## Required tasks
A. In the article on reactions to Hugh Hefner's death, what year did Hefner found Playboy?
B. Extend the article on reactions to Hugh Hefner's death, picking up after its final sentence.

## Excerpted passage
--- BEGIN ---

Hugh Hefner, the son of “conservative, Midwestern, Methodist” parents who grew up to create the soft-core Playboy empire, is no longer with us.
One might expect reaction to Hefner’s death to consist in bittersweet ambivalent goodbyes on both left and right, ambivalent for different reasons. The political right in the United States identifies with self-made billionaire entrepreneurs and with wildly successful investors. Hefner was both of those. On the other hand, he was also a contributor to political causes they despise, and an adversary of the sort of sexual repression the right often sees as the very glue of civilization.
The political left, on the other meta-hand, is often suspicious of large accumulations of wealth on the working premise that there must be exploitation in them, and in the case of the Playboy fortune, they see their suspicions validated. Sexual exploitation is, on one very common leftward view, the essence of the vast bulk of pornography directed to the “male gaze,” hard or soft core. Yet of course, there are the above-mentioned contributions. Hefner’s giving, liberals will agree, was often to the correct causes.
Right Wing View
If those were one’s expectations, they were all abundantly fulfilled by the reaction.
Susan Wright, in RedState, says that Hefner was an enemy of both faith and family, and that any purported conservative who “memorializes” Hefner in the wake of his death is a hypocrite.
Joel Pollak may have been one of the other less consistent conservatives Wright had in mind there. Pollak, in Breitbart, said, “There is much for conservatives to celebrate” in Hefner’s life. Pollak thinks Hefner “personified the famous promise at the heart of the Declaration of Independence,” especially the part about the pursuit of happiness.
The Sun’s obit was more explicit about playing the entrepreneurial card on Hefner’s behalf. It stressed the modest start-up loan with which he founded Playboy in 1953, and the greatness of the oak that grew from the little acorn.
Some conservatives simply think it sad that Hefner’s death gets so much attention. Mark J. Wahlen tweets, “The sad reality of our society is that the passing of a man like Elder Hales” – a newly departed Mormon leader – “will be less mourned and publicized than a man like Hugh Hefner.”

--- END ---

## Recorded data
--- BEGIN ---

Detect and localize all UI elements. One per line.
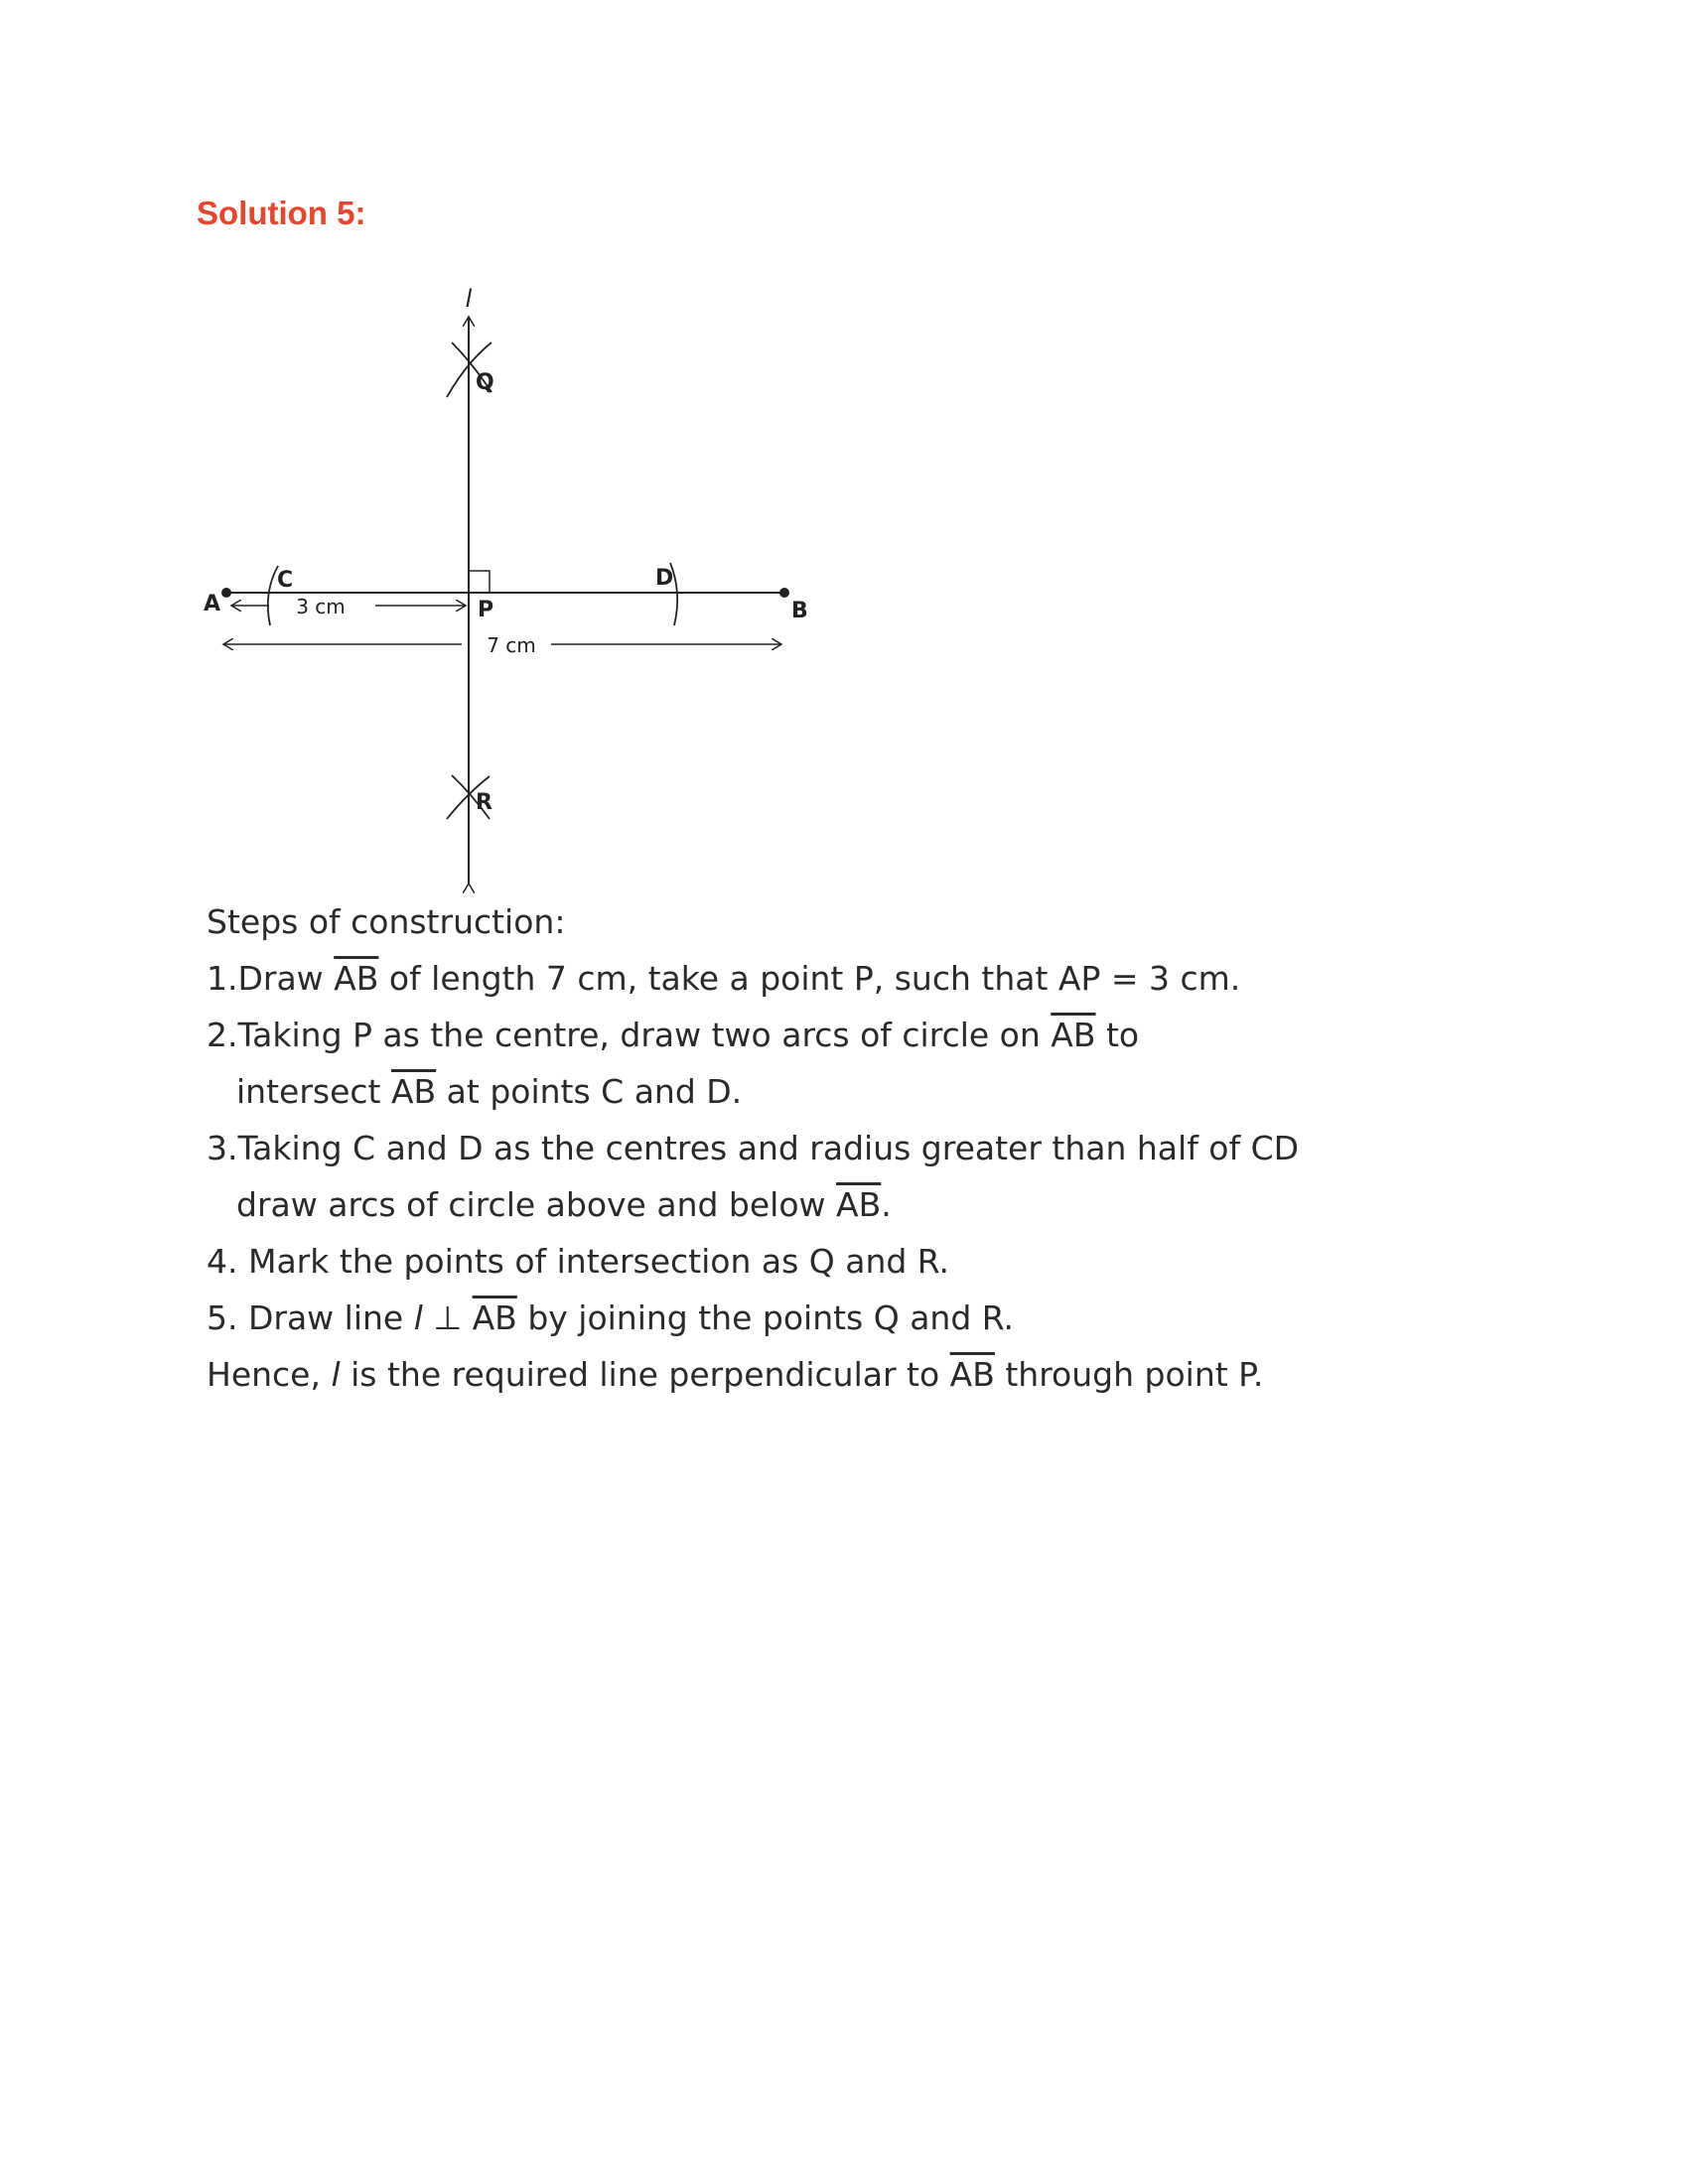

--- END ---

## Task-by-task outputs
A. 1953

B.
Left Wing View
The left, too, has played its response to Hefner’s passing according to its usual playbook, the ambivalence chapter. One reporter gives Playboy’s decision to publish its first black woman centerfold, in March 1965, some credit for shaping the “much larger conversation about race brewing all around” at the time. Yes, that seems a bit much.
The philosophy blog The Conversation recalls Playboy’s effort, in its heyday, to arrange an interview with famed liberationist philosopher Herbert Marcuse.
Marcuse, who believed (as The Conversation paraphrases) that “deep patterns of class, gender, and racial inequality” were kept in place by “the repression of sexual desire and of emotional and creative expression,” appears to have been both tempted and repulsed by the offer. He terminated discussions, though, in a joking way, saying that he would agree to an interview only if he could also be the centerfold that month.
A Writer’s Tale
The science fiction novelist Ursula K. LeGuin posted on her Facebook page an excerpt from an essay she wrote on Hefner in 2012 for New York magazine. The essay was a rather fond reminiscence of an early stage in her career, when Playboy published a story of hers, but didn’t want to use her actual feminine name on the byline. She, her agent and the magazine, agreed on “U.K. Le Guin.”
Later, the magazine got back to her and asked for a brief writer’s bio. She wondered how she could do that, consistent with the gender neutrality of her agreed-to byline.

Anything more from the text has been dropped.